-- START OF PROVIDED RECORDS --
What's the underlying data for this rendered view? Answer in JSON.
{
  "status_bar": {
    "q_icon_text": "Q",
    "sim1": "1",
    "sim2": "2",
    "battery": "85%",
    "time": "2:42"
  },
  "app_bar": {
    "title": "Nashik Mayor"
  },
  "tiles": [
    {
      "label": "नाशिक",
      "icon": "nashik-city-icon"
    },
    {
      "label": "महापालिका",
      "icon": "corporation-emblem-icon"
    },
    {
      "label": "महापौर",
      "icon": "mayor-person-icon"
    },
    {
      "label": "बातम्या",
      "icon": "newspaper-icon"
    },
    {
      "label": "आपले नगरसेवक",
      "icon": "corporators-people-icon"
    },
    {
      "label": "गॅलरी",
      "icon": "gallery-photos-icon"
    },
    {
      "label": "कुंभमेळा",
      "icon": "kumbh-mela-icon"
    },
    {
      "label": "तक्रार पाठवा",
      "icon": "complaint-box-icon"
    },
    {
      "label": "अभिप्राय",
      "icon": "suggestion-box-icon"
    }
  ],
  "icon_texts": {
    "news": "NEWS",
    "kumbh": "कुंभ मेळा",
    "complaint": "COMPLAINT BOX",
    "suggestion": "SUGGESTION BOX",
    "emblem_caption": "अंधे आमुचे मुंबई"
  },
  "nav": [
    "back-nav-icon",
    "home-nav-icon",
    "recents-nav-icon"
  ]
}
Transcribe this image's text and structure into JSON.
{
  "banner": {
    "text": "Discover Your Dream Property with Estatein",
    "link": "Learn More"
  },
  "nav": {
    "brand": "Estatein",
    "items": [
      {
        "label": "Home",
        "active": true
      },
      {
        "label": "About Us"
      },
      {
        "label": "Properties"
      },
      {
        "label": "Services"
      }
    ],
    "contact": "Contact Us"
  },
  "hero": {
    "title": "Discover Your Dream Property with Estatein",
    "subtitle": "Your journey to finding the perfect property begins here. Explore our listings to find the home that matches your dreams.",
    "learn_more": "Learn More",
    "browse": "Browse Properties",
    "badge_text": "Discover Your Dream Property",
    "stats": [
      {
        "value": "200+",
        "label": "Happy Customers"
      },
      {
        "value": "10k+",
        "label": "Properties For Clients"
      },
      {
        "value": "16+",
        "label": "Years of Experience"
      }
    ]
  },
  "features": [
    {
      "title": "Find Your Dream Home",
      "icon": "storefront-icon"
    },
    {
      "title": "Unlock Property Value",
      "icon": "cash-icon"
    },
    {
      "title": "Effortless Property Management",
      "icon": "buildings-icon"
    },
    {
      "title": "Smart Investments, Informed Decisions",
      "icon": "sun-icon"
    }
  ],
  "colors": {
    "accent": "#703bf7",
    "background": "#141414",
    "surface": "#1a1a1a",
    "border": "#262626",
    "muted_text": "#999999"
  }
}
-- END OF PROVIDED RECORDS --
TASK → Read the entries above, then pull out the lines that include "Discover".

TASK RESPONSE →
    "text": "Discover Your Dream Property with Estatein",
    "title": "Discover Your Dream Property with Estatein",
    "badge_text": "Discover Your Dream Property",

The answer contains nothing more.